◆ Problem to work on ◆
Restate all the material verbatim, except for the pictures.

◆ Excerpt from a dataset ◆
○ ○ ○ ○

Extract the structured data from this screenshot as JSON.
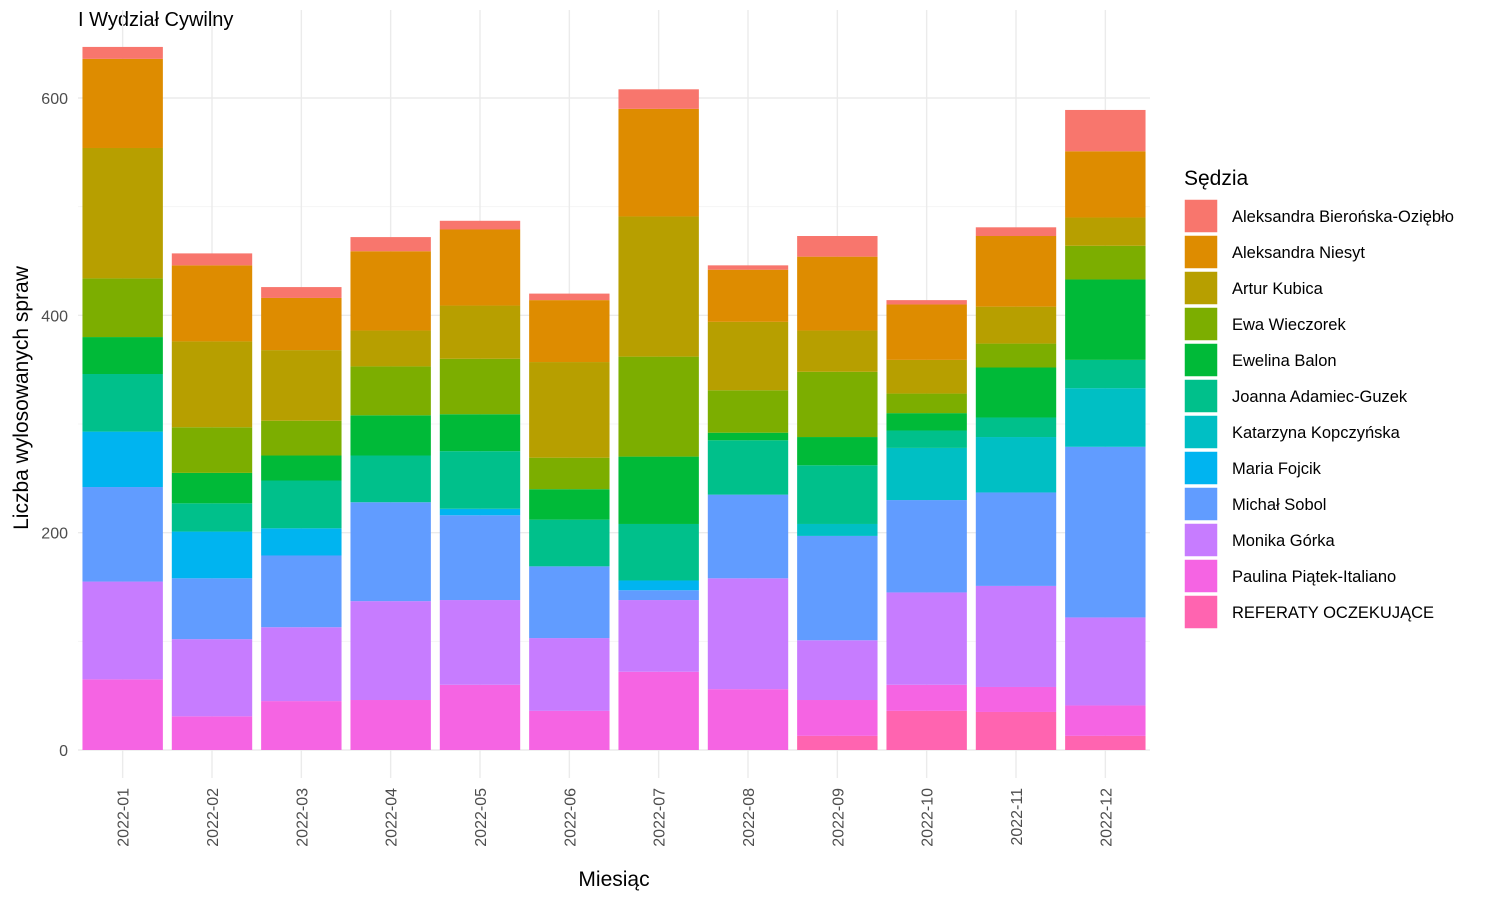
{
  "chart_data": {
    "type": "bar",
    "stacked": true,
    "title": "I Wydział Cywilny",
    "xlabel": "Miesiąc",
    "ylabel": "Liczba wylosowanych spraw",
    "ylim": [
      0,
      650
    ],
    "yticks": [
      0,
      200,
      400,
      600
    ],
    "grid": true,
    "legend_title": "Sędzia",
    "legend_position": "right",
    "categories": [
      "2022-01",
      "2022-02",
      "2022-03",
      "2022-04",
      "2022-05",
      "2022-06",
      "2022-07",
      "2022-08",
      "2022-09",
      "2022-10",
      "2022-11",
      "2022-12"
    ],
    "series": [
      {
        "name": "Aleksandra Bierońska-Oziębło",
        "color": "#F8766D",
        "values": [
          11,
          11,
          10,
          13,
          8,
          6,
          18,
          4,
          19,
          4,
          8,
          38
        ]
      },
      {
        "name": "Aleksandra Niesyt",
        "color": "#DE8C00",
        "values": [
          82,
          70,
          48,
          73,
          70,
          57,
          99,
          48,
          68,
          51,
          65,
          61
        ]
      },
      {
        "name": "Artur Kubica",
        "color": "#B79F00",
        "values": [
          120,
          79,
          65,
          33,
          49,
          88,
          129,
          63,
          38,
          31,
          34,
          26
        ]
      },
      {
        "name": "Ewa Wieczorek",
        "color": "#7CAE00",
        "values": [
          54,
          42,
          32,
          45,
          51,
          29,
          92,
          39,
          60,
          18,
          22,
          31
        ]
      },
      {
        "name": "Ewelina Balon",
        "color": "#00BA38",
        "values": [
          34,
          28,
          23,
          37,
          34,
          28,
          62,
          7,
          26,
          16,
          46,
          74
        ]
      },
      {
        "name": "Joanna Adamiec-Guzek",
        "color": "#00C08B",
        "values": [
          53,
          26,
          44,
          43,
          53,
          43,
          52,
          50,
          54,
          16,
          18,
          26
        ]
      },
      {
        "name": "Katarzyna Kopczyńska",
        "color": "#00BFC4",
        "values": [
          0,
          0,
          0,
          0,
          0,
          0,
          0,
          0,
          11,
          48,
          51,
          54
        ]
      },
      {
        "name": "Maria Fojcik",
        "color": "#00B4F0",
        "values": [
          51,
          43,
          25,
          0,
          6,
          0,
          9,
          0,
          0,
          0,
          0,
          0
        ]
      },
      {
        "name": "Michał Sobol",
        "color": "#619CFF",
        "values": [
          87,
          56,
          66,
          91,
          78,
          66,
          9,
          77,
          96,
          85,
          86,
          157
        ]
      },
      {
        "name": "Monika Górka",
        "color": "#C77CFF",
        "values": [
          90,
          71,
          68,
          91,
          78,
          67,
          66,
          102,
          55,
          85,
          93,
          81
        ]
      },
      {
        "name": "Paulina Piątek-Italiano",
        "color": "#F564E3",
        "values": [
          65,
          31,
          45,
          46,
          60,
          36,
          72,
          56,
          33,
          24,
          23,
          28
        ]
      },
      {
        "name": "REFERATY OCZEKUJĄCE",
        "color": "#FF64B0",
        "values": [
          0,
          0,
          0,
          0,
          0,
          0,
          0,
          0,
          13,
          36,
          35,
          13
        ]
      }
    ]
  }
}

○ ○ ○ ○

◆ Result for this task ◆
Extract the structured data from this screenshot as JSON.
{
  "chart_data": {
    "type": "bar",
    "stacked": true,
    "title": "I Wydział Cywilny",
    "xlabel": "Miesiąc",
    "ylabel": "Liczba wylosowanych spraw",
    "ylim": [
      0,
      650
    ],
    "yticks": [
      0,
      200,
      400,
      600
    ],
    "grid": true,
    "legend_title": "Sędzia",
    "legend_position": "right",
    "categories": [
      "2022-01",
      "2022-02",
      "2022-03",
      "2022-04",
      "2022-05",
      "2022-06",
      "2022-07",
      "2022-08",
      "2022-09",
      "2022-10",
      "2022-11",
      "2022-12"
    ],
    "series": [
      {
        "name": "Aleksandra Bierońska-Oziębło",
        "color": "#F8766D",
        "values": [
          11,
          11,
          10,
          13,
          8,
          6,
          18,
          4,
          19,
          4,
          8,
          38
        ]
      },
      {
        "name": "Aleksandra Niesyt",
        "color": "#DE8C00",
        "values": [
          82,
          70,
          48,
          73,
          70,
          57,
          99,
          48,
          68,
          51,
          65,
          61
        ]
      },
      {
        "name": "Artur Kubica",
        "color": "#B79F00",
        "values": [
          120,
          79,
          65,
          33,
          49,
          88,
          129,
          63,
          38,
          31,
          34,
          26
        ]
      },
      {
        "name": "Ewa Wieczorek",
        "color": "#7CAE00",
        "values": [
          54,
          42,
          32,
          45,
          51,
          29,
          92,
          39,
          60,
          18,
          22,
          31
        ]
      },
      {
        "name": "Ewelina Balon",
        "color": "#00BA38",
        "values": [
          34,
          28,
          23,
          37,
          34,
          28,
          62,
          7,
          26,
          16,
          46,
          74
        ]
      },
      {
        "name": "Joanna Adamiec-Guzek",
        "color": "#00C08B",
        "values": [
          53,
          26,
          44,
          43,
          53,
          43,
          52,
          50,
          54,
          16,
          18,
          26
        ]
      },
      {
        "name": "Katarzyna Kopczyńska",
        "color": "#00BFC4",
        "values": [
          0,
          0,
          0,
          0,
          0,
          0,
          0,
          0,
          11,
          48,
          51,
          54
        ]
      },
      {
        "name": "Maria Fojcik",
        "color": "#00B4F0",
        "values": [
          51,
          43,
          25,
          0,
          6,
          0,
          9,
          0,
          0,
          0,
          0,
          0
        ]
      },
      {
        "name": "Michał Sobol",
        "color": "#619CFF",
        "values": [
          87,
          56,
          66,
          91,
          78,
          66,
          9,
          77,
          96,
          85,
          86,
          157
        ]
      },
      {
        "name": "Monika Górka",
        "color": "#C77CFF",
        "values": [
          90,
          71,
          68,
          91,
          78,
          67,
          66,
          102,
          55,
          85,
          93,
          81
        ]
      },
      {
        "name": "Paulina Piątek-Italiano",
        "color": "#F564E3",
        "values": [
          65,
          31,
          45,
          46,
          60,
          36,
          72,
          56,
          33,
          24,
          23,
          28
        ]
      },
      {
        "name": "REFERATY OCZEKUJĄCE",
        "color": "#FF64B0",
        "values": [
          0,
          0,
          0,
          0,
          0,
          0,
          0,
          0,
          13,
          36,
          35,
          13
        ]
      }
    ]
  }
}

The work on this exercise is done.